[The data]
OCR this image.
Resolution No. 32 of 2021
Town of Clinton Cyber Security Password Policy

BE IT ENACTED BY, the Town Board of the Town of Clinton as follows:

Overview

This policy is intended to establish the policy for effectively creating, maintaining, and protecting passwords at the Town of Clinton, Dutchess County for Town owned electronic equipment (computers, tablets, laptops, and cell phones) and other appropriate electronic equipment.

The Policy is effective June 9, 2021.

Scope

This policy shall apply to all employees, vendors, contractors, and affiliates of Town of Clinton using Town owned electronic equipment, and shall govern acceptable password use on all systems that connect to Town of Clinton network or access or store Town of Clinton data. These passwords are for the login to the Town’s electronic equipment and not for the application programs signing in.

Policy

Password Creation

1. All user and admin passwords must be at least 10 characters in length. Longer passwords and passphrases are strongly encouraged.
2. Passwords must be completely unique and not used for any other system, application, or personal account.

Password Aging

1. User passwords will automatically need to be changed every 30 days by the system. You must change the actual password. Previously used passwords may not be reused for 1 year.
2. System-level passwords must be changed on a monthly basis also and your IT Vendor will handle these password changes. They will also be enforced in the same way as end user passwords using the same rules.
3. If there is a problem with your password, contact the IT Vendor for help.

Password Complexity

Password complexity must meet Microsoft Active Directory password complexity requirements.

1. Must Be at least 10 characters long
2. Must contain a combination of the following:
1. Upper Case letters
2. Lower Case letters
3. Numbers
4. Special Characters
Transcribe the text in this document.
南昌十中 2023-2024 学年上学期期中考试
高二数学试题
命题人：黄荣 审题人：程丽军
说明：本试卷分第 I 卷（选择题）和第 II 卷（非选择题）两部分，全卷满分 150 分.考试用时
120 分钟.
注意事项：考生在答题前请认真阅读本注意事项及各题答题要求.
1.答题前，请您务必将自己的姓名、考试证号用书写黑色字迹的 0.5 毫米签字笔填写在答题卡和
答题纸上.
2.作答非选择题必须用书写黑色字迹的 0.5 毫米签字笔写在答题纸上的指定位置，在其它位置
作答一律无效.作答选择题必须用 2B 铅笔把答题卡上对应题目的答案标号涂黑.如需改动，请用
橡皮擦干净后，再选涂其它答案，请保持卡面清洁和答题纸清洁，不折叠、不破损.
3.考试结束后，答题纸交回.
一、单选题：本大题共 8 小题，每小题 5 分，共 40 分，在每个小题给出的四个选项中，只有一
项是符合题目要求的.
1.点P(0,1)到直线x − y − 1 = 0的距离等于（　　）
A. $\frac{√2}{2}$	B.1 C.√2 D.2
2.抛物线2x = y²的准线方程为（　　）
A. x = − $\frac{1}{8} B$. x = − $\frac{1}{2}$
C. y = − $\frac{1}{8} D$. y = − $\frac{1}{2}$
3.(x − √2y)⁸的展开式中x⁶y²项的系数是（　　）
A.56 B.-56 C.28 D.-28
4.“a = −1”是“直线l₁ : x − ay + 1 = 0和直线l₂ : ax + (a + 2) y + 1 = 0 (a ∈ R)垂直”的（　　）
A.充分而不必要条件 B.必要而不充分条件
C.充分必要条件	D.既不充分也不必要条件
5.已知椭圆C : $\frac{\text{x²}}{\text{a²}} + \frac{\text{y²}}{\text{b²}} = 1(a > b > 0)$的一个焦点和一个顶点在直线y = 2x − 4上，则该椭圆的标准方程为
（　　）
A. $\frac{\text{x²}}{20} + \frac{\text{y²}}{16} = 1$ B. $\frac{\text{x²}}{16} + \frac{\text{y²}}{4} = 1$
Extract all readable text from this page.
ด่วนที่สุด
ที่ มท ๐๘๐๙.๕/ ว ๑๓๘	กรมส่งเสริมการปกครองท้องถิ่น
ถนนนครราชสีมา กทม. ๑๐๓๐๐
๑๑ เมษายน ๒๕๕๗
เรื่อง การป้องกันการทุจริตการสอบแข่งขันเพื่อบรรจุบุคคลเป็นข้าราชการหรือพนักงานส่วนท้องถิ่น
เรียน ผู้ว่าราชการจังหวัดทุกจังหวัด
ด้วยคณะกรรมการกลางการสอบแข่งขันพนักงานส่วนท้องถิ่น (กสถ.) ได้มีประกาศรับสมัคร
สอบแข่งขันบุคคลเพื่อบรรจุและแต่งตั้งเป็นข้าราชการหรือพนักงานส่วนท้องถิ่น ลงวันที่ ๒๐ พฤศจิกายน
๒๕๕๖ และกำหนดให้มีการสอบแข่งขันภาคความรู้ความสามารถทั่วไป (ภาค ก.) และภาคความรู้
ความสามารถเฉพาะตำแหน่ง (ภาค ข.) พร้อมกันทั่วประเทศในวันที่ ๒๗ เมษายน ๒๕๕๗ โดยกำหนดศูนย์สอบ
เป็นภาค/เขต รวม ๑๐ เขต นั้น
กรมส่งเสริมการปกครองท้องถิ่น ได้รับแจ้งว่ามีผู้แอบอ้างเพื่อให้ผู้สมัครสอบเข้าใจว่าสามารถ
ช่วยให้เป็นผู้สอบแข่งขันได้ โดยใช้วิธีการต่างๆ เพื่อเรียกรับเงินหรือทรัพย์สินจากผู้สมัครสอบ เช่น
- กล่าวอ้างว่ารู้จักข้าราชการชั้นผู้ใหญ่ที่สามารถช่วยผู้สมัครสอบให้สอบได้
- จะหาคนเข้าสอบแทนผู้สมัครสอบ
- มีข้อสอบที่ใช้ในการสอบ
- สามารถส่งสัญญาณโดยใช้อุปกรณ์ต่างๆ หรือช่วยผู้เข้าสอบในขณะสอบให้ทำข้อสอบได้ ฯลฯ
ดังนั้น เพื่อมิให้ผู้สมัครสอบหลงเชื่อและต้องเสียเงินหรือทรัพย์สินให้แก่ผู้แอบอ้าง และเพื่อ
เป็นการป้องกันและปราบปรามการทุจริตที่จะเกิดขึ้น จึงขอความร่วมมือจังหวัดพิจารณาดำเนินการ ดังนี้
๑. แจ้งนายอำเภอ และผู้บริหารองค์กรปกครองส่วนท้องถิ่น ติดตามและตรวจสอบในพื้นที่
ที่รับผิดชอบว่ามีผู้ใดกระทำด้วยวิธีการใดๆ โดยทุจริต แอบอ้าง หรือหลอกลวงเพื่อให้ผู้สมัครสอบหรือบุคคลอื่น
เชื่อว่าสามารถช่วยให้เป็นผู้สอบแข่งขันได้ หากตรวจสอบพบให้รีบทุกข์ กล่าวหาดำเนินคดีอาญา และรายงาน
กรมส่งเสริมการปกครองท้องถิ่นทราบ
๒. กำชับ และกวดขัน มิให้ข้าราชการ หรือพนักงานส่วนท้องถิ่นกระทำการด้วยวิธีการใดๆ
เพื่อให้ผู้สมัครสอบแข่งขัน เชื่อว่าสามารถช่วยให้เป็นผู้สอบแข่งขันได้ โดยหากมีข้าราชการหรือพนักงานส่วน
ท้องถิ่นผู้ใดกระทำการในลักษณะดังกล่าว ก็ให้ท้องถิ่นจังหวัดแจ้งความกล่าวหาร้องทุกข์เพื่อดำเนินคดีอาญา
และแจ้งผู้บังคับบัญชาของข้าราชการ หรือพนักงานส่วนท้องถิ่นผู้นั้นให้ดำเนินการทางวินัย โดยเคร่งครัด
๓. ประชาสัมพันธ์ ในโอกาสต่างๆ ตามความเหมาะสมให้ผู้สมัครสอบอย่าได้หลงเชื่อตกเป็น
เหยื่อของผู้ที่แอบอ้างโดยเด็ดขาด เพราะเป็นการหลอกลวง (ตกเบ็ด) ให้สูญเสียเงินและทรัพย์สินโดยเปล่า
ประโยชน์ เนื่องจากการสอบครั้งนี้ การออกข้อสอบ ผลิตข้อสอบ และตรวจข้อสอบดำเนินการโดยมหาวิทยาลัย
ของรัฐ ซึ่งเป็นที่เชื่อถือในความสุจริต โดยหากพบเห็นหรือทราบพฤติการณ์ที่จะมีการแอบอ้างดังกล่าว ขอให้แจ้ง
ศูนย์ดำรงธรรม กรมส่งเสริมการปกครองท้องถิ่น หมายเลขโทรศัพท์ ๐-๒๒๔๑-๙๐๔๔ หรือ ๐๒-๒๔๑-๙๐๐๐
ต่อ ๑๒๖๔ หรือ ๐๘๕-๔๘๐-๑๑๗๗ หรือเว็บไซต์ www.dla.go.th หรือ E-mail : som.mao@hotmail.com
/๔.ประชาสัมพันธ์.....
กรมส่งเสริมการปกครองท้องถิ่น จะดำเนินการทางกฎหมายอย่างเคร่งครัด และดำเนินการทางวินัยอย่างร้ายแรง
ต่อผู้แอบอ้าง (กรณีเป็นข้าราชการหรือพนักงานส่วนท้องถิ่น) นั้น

[Given exercise] Identify the lines above that contain the word "frac", then copy them.

[Complete output]
A. $\frac{√2}{2}$	B.1 C.√2 D.2
A. x = − $\frac{1}{8} B$. x = − $\frac{1}{2}$
C. y = − $\frac{1}{8} D$. y = − $\frac{1}{2}$
5.已知椭圆C : $\frac{\text{x²}}{\text{a²}} + \frac{\text{y²}}{\text{b²}} = 1(a > b > 0)$的一个焦点和一个顶点在直线y = 2x − 4上，则该椭圆的标准方程为
A. $\frac{\text{x²}}{20} + \frac{\text{y²}}{16} = 1$ B. $\frac{\text{x²}}{16} + \frac{\text{y²}}{4} = 1$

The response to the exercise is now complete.